» **What you have to do**
Transcribe the records below exactly.

Lines of data:
######
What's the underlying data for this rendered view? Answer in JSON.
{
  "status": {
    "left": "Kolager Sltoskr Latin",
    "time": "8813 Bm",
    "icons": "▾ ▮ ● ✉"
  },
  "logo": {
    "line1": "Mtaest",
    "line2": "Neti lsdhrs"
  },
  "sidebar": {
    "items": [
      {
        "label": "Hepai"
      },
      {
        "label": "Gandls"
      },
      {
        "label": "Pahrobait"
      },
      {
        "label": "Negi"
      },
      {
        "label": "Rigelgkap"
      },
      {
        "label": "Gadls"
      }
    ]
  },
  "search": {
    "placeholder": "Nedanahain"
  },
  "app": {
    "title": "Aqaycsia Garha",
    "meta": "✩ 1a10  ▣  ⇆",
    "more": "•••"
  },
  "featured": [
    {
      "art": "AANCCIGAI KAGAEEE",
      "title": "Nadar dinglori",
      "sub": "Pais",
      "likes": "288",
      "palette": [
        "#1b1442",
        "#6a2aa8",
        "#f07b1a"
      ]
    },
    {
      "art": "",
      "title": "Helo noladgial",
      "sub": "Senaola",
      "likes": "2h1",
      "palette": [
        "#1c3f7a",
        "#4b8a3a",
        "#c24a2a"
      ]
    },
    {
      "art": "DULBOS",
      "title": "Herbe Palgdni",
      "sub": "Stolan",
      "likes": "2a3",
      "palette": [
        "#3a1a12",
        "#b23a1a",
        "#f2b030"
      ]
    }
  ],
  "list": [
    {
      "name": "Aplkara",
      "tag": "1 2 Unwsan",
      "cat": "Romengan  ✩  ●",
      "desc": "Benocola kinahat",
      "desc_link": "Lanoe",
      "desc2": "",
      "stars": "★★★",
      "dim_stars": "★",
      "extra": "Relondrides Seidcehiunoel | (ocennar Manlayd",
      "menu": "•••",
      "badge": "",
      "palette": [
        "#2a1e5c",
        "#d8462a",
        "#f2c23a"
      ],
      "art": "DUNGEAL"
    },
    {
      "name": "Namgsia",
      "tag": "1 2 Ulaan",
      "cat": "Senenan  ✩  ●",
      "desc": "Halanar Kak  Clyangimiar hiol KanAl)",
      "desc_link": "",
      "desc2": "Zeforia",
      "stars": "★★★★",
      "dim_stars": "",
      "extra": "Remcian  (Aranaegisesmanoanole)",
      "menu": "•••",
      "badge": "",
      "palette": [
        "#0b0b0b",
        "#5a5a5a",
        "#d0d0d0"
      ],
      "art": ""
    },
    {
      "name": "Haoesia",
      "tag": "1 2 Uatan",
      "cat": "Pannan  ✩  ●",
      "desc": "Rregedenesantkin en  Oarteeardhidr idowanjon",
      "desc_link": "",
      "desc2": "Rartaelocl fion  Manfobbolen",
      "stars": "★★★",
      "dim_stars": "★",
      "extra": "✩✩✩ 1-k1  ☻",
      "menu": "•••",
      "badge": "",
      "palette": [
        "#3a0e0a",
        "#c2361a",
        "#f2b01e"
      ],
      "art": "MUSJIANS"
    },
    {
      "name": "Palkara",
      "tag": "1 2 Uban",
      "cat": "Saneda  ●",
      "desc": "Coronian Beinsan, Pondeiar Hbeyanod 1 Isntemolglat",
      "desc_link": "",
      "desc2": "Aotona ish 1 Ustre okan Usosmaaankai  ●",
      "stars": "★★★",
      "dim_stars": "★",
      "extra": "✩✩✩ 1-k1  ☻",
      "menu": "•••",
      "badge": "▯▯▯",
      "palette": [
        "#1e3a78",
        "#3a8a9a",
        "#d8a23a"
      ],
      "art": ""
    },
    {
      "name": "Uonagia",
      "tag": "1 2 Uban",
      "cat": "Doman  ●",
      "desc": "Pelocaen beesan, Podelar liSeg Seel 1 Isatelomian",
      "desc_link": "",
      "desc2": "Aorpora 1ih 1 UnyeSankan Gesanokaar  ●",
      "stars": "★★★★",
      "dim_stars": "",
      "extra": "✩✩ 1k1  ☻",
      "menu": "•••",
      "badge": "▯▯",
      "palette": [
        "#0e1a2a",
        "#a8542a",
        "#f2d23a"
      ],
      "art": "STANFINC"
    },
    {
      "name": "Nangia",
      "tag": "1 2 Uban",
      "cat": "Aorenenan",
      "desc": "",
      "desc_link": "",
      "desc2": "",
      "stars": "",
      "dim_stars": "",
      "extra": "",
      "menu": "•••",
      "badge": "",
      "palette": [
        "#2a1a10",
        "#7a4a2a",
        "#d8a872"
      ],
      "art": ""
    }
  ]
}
######
» **Task response**
What's the underlying data for this rendered view? Answer in JSON.
{
  "status": {
    "left": "Kolager Sltoskr Latin",
    "time": "8813 Bm",
    "icons": "▾ ▮ ● ✉"
  },
  "logo": {
    "line1": "Mtaest",
    "line2": "Neti lsdhrs"
  },
  "sidebar": {
    "items": [
      {
        "label": "Hepai"
      },
      {
        "label": "Gandls"
      },
      {
        "label": "Pahrobait"
      },
      {
        "label": "Negi"
      },
      {
        "label": "Rigelgkap"
      },
      {
        "label": "Gadls"
      }
    ]
  },
  "search": {
    "placeholder": "Nedanahain"
  },
  "app": {
    "title": "Aqaycsia Garha",
    "meta": "✩ 1a10  ▣  ⇆",
    "more": "•••"
  },
  "featured": [
    {
      "art": "AANCCIGAI KAGAEEE",
      "title": "Nadar dinglori",
      "sub": "Pais",
      "likes": "288",
      "palette": [
        "#1b1442",
        "#6a2aa8",
        "#f07b1a"
      ]
    },
    {
      "art": "",
      "title": "Helo noladgial",
      "sub": "Senaola",
      "likes": "2h1",
      "palette": [
        "#1c3f7a",
        "#4b8a3a",
        "#c24a2a"
      ]
    },
    {
      "art": "DULBOS",
      "title": "Herbe Palgdni",
      "sub": "Stolan",
      "likes": "2a3",
      "palette": [
        "#3a1a12",
        "#b23a1a",
        "#f2b030"
      ]
    }
  ],
  "list": [
    {
      "name": "Aplkara",
      "tag": "1 2 Unwsan",
      "cat": "Romengan  ✩  ●",
      "desc": "Benocola kinahat",
      "desc_link": "Lanoe",
      "desc2": "",
      "stars": "★★★",
      "dim_stars": "★",
      "extra": "Relondrides Seidcehiunoel | (ocennar Manlayd",
      "menu": "•••",
      "badge": "",
      "palette": [
        "#2a1e5c",
        "#d8462a",
        "#f2c23a"
      ],
      "art": "DUNGEAL"
    },
    {
      "name": "Namgsia",
      "tag": "1 2 Ulaan",
      "cat": "Senenan  ✩  ●",
      "desc": "Halanar Kak  Clyangimiar hiol KanAl)",
      "desc_link": "",
      "desc2": "Zeforia",
      "stars": "★★★★",
      "dim_stars": "",
      "extra": "Remcian  (Aranaegisesmanoanole)",
      "menu": "•••",
      "badge": "",
      "palette": [
        "#0b0b0b",
        "#5a5a5a",
        "#d0d0d0"
      ],
      "art": ""
    },
    {
      "name": "Haoesia",
      "tag": "1 2 Uatan",
      "cat": "Pannan  ✩  ●",
      "desc": "Rregedenesantkin en  Oarteeardhidr idowanjon",
      "desc_link": "",
      "desc2": "Rartaelocl fion  Manfobbolen",
      "stars": "★★★",
      "dim_stars": "★",
      "extra": "✩✩✩ 1-k1  ☻",
      "menu": "•••",
      "badge": "",
      "palette": [
        "#3a0e0a",
        "#c2361a",
        "#f2b01e"
      ],
      "art": "MUSJIANS"
    },
    {
      "name": "Palkara",
      "tag": "1 2 Uban",
      "cat": "Saneda  ●",
      "desc": "Coronian Beinsan, Pondeiar Hbeyanod 1 Isntemolglat",
      "desc_link": "",
      "desc2": "Aotona ish 1 Ustre okan Usosmaaankai  ●",
      "stars": "★★★",
      "dim_stars": "★",
      "extra": "✩✩✩ 1-k1  ☻",
      "menu": "•••",
      "badge": "▯▯▯",
      "palette": [
        "#1e3a78",
        "#3a8a9a",
        "#d8a23a"
      ],
      "art": ""
    },
    {
      "name": "Uonagia",
      "tag": "1 2 Uban",
      "cat": "Doman  ●",
      "desc": "Pelocaen beesan, Podelar liSeg Seel 1 Isatelomian",
      "desc_link": "",
      "desc2": "Aorpora 1ih 1 UnyeSankan Gesanokaar  ●",
      "stars": "★★★★",
      "dim_stars": "",
      "extra": "✩✩ 1k1  ☻",
      "menu": "•••",
      "badge": "▯▯",
      "palette": [
        "#0e1a2a",
        "#a8542a",
        "#f2d23a"
      ],
      "art": "STANFINC"
    },
    {
      "name": "Nangia",
      "tag": "1 2 Uban",
      "cat": "Aorenenan",
      "desc": "",
      "desc_link": "",
      "desc2": "",
      "stars": "",
      "dim_stars": "",
      "extra": "",
      "menu": "•••",
      "badge": "",
      "palette": [
        "#2a1a10",
        "#7a4a2a",
        "#d8a872"
      ],
      "art": ""
    }
  ]
}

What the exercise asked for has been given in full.